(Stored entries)
+++
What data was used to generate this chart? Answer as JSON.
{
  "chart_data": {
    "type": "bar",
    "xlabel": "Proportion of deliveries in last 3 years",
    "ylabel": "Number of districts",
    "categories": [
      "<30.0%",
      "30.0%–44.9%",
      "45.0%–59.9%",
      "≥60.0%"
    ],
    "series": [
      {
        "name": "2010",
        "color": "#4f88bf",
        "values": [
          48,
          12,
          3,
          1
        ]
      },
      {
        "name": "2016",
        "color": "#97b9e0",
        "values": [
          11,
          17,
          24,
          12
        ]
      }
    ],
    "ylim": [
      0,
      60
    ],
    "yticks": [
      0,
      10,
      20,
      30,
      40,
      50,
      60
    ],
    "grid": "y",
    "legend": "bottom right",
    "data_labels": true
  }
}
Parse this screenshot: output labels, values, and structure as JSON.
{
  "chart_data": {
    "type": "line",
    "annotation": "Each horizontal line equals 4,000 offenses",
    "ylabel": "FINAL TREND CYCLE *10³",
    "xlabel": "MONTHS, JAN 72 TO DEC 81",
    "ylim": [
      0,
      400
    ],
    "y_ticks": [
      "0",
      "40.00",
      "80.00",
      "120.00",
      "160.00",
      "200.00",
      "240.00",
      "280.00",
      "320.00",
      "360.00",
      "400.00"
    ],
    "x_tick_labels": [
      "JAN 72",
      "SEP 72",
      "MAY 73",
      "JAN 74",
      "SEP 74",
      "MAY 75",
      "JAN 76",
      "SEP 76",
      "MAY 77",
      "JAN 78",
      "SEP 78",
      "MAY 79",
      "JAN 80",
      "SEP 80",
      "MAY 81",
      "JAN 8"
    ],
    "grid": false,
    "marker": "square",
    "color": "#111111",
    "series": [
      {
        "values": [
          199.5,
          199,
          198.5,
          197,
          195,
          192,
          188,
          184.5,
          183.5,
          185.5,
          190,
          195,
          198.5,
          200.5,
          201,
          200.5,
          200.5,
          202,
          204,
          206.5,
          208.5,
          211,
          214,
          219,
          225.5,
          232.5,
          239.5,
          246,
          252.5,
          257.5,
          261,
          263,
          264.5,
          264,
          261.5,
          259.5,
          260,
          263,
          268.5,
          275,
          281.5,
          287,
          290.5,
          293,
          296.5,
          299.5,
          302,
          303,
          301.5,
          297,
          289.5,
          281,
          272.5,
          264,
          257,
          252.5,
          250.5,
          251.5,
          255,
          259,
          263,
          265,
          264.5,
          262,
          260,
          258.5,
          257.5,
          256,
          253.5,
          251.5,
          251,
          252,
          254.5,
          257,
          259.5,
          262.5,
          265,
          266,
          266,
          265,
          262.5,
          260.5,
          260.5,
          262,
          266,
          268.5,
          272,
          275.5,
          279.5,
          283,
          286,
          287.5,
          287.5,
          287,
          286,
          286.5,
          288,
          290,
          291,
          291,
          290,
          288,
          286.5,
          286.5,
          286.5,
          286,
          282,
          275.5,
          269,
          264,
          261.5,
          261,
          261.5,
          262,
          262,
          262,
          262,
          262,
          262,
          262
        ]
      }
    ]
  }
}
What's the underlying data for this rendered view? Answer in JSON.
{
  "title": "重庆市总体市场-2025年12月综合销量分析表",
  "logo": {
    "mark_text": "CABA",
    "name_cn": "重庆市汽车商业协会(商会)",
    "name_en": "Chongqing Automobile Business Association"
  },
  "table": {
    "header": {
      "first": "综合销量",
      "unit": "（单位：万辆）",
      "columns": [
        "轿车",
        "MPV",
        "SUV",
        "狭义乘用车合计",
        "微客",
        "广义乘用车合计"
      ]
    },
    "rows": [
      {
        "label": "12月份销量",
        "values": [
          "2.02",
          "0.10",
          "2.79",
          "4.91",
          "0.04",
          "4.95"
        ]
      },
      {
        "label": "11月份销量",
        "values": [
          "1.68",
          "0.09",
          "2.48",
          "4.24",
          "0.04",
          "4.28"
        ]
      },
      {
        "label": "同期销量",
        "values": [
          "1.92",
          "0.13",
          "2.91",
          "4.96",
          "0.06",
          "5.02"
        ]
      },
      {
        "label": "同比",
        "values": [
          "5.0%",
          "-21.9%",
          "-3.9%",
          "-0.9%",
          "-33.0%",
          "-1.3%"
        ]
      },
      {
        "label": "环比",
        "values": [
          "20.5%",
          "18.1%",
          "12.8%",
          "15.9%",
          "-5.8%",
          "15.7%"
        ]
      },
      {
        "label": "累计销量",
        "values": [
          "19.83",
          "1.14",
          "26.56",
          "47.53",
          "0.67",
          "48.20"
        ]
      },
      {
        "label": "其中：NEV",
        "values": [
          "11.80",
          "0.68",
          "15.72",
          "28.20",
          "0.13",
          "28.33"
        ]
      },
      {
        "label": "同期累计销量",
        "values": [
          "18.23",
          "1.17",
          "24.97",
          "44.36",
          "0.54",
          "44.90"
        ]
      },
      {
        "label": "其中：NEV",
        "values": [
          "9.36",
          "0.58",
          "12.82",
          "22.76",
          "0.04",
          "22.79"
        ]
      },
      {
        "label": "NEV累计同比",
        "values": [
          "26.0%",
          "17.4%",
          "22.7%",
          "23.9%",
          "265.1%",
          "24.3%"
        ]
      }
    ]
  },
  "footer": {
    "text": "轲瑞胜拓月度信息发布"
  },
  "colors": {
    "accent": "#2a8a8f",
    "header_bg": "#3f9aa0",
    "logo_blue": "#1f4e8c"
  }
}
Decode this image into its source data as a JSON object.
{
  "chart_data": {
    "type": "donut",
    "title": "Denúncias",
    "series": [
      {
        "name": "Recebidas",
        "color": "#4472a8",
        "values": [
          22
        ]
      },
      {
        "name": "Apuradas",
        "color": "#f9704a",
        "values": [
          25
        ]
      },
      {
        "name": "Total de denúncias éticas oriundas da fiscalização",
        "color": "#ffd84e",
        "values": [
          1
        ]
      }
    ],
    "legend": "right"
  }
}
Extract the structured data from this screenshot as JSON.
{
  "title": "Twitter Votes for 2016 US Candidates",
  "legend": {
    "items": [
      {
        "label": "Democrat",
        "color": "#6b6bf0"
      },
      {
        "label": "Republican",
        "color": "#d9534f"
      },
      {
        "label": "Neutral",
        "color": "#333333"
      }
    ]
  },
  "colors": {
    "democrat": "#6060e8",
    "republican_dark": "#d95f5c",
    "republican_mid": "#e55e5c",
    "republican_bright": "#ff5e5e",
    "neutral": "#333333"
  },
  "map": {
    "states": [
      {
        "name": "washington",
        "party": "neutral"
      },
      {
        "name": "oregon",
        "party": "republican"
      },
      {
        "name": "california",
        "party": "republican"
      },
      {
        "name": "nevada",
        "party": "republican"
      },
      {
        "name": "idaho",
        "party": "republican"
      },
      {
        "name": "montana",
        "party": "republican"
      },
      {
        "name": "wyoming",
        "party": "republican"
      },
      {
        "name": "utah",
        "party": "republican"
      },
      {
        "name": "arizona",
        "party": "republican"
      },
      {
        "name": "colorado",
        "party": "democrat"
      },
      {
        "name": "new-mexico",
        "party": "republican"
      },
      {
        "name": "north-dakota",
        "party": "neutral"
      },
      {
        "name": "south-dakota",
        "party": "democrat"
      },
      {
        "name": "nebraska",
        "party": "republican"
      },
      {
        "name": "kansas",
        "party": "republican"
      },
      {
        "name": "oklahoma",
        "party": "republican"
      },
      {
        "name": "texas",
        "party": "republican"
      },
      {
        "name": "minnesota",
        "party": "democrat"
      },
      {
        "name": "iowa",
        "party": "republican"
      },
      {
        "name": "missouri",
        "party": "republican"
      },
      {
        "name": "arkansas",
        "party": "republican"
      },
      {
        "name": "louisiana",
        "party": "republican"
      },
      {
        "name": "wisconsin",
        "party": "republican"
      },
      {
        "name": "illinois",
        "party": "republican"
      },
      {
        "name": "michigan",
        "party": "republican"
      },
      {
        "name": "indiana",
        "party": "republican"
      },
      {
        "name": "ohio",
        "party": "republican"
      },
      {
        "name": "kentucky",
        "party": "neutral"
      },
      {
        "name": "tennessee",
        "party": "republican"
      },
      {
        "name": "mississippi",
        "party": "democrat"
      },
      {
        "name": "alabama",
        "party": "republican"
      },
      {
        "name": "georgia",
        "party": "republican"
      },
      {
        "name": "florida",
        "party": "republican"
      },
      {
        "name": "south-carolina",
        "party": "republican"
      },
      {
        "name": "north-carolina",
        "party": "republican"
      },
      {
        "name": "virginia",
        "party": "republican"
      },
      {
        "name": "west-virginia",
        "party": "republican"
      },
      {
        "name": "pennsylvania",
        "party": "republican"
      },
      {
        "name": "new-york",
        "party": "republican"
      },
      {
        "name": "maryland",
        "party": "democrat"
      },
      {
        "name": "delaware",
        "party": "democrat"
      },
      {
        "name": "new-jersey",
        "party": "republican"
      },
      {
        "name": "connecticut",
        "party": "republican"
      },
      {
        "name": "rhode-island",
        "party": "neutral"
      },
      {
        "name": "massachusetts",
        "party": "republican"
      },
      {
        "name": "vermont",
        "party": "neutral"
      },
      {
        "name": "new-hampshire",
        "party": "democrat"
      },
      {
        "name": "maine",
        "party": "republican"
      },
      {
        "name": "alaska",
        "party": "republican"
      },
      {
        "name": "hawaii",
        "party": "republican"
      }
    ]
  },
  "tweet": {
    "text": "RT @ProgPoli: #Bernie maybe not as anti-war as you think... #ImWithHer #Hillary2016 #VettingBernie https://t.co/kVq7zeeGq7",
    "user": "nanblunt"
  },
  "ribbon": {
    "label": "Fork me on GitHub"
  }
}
+++
Extract from the material all lines containing the string "xlabel".

    "xlabel": "Proportion of deliveries in last 3 years",
    "xlabel": "MONTHS, JAN 72 TO DEC 81",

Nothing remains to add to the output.